Continue the question-and-answer passage on likelihood and prior density scales below, picking up right after its final sentence.

(Source extract)
===
Likelihood and Prior density scales I have a question about priors and likelihoods and their visualisation.
A Bernoulli likelihood is $$\theta^{N_1}(1 - \theta)^{N_0}$$
where $N_1$ and $N_0$ are number of success and failures, respectively.
I want to visualise (in R) a conjugate Beta prior $Beta(2, 2)$ and Likelihood:
N_1 = 4
N_0 = 1

N = N_1 + N_0

curve(dbeta(x, 2, 2),
      col = 'red')


So far so good, but when I try to add the Likelihood function:
likelihood = function(theta) theta^N_1 * (1 - theta)^N_0
curve(likelihood,
      add = T)


They are definitely on different scales. But what multiplication constant am I missing here? Thanks.
 A: First of all, in this case, you have the likelihood function of a discrete random variable, so it shows probabilities between zero and one, and the prior is here a continuous random variable with a probability density function that doesn't have an upper bound. Probability density function shows "probability per foot" and it depends on the units of the variable. Even if you had two probability density functions, their units would not be the same, but here there is no reason to expect them to have the same units.
===
Collection entries:
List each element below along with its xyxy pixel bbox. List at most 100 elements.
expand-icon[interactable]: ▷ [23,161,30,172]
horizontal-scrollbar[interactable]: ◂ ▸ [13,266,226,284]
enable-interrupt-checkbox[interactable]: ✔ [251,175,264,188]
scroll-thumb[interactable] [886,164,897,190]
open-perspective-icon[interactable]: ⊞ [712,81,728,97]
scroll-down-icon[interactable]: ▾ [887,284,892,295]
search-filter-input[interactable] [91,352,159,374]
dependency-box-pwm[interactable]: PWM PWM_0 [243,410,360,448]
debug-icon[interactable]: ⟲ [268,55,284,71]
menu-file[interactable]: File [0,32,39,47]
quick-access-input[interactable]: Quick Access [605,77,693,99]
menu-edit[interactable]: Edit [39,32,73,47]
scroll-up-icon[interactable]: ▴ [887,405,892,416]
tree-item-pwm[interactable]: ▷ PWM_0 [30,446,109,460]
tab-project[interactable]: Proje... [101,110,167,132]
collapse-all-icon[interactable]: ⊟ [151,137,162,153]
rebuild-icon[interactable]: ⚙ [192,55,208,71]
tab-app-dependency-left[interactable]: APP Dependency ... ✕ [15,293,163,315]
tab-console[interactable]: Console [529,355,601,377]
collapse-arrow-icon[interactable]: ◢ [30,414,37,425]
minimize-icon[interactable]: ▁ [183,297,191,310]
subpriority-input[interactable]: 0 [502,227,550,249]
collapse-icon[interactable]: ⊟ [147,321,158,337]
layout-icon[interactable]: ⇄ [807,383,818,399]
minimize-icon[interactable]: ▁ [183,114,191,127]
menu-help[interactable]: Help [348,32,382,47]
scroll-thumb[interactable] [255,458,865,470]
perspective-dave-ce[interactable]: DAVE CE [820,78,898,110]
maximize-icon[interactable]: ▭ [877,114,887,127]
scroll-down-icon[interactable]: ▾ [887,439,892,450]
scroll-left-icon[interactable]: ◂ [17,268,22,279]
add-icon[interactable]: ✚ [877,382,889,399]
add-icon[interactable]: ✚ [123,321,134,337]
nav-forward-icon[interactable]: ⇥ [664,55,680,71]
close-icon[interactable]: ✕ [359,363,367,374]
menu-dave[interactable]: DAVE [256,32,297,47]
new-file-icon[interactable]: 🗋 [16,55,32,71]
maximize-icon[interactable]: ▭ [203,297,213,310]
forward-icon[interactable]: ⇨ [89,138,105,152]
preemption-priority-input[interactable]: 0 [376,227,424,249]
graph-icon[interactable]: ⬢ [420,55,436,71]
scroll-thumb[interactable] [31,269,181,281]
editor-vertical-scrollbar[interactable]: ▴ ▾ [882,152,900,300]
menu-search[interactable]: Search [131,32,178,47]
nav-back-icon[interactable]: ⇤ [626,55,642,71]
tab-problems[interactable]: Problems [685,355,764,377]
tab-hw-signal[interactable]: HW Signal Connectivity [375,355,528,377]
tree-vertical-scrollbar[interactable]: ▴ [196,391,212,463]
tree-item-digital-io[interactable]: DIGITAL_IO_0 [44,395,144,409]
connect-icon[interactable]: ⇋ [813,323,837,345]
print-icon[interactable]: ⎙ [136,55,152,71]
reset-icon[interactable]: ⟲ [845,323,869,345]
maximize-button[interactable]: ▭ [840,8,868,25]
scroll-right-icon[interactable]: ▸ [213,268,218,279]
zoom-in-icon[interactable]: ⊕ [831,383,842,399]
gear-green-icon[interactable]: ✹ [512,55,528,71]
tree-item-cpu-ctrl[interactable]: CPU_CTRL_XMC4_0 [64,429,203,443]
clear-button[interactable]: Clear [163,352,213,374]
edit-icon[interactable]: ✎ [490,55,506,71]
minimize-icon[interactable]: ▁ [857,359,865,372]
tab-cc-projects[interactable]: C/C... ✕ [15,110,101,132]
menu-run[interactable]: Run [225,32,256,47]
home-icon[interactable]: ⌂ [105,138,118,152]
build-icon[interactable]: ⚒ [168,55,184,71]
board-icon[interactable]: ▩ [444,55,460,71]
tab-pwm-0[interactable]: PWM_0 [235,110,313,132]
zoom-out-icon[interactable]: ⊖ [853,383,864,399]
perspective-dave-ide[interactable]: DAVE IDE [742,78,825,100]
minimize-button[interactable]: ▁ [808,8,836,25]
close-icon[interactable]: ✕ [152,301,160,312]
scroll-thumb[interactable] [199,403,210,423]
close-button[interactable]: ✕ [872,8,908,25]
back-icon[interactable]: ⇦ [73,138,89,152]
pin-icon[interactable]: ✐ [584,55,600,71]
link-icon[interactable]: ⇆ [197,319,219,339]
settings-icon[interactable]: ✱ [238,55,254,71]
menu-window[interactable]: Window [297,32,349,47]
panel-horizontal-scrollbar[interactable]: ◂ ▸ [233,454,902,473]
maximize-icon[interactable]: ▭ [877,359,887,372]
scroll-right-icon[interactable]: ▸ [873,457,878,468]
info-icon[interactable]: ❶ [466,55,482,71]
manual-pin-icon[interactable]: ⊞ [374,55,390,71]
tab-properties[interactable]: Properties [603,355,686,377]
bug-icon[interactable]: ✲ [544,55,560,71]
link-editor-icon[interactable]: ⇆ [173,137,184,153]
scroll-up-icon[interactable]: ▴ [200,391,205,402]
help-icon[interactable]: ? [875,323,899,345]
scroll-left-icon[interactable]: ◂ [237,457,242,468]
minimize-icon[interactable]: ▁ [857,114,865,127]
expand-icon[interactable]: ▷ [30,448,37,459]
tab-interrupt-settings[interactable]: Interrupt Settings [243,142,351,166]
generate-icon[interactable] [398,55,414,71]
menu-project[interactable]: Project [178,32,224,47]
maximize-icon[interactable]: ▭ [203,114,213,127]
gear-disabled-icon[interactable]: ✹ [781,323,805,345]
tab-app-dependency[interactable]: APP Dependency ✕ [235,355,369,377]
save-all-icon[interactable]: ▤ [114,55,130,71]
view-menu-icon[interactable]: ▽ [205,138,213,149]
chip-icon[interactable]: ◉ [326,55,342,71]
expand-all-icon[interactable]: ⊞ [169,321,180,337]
===
(Expected answer)
Second, as you noticed, you are not using a normalizing constant for the likelihood, so it doesn't integrate to unity and can take any units. Normalizing constants are not needed for optimization or sampling. You would need them for applying the Bayes theorem directly.
For plotting, you can always re-scale one of the functions by multiplying it by some constant, so they have comparable height on the plot.
A: You could try a log scale for the $y$-axis, so the following shows

*

*your prior distribution in red

*your likelihood in black

*your posterior distribution in blue

You can see the peak of the posterior distribution is further left than the maximum likelihood position
curve(dbeta(x, 2, 2), log="y", ylim=c(0.001,5), col = 'red')
N_1 = 4
N_0 = 1
curve(x^N_1*(1-x)^N_0, add = TRUE, col="black")
curve(dbeta(x, 2+N_1, 2+N_0), add = TRUE, col="blue")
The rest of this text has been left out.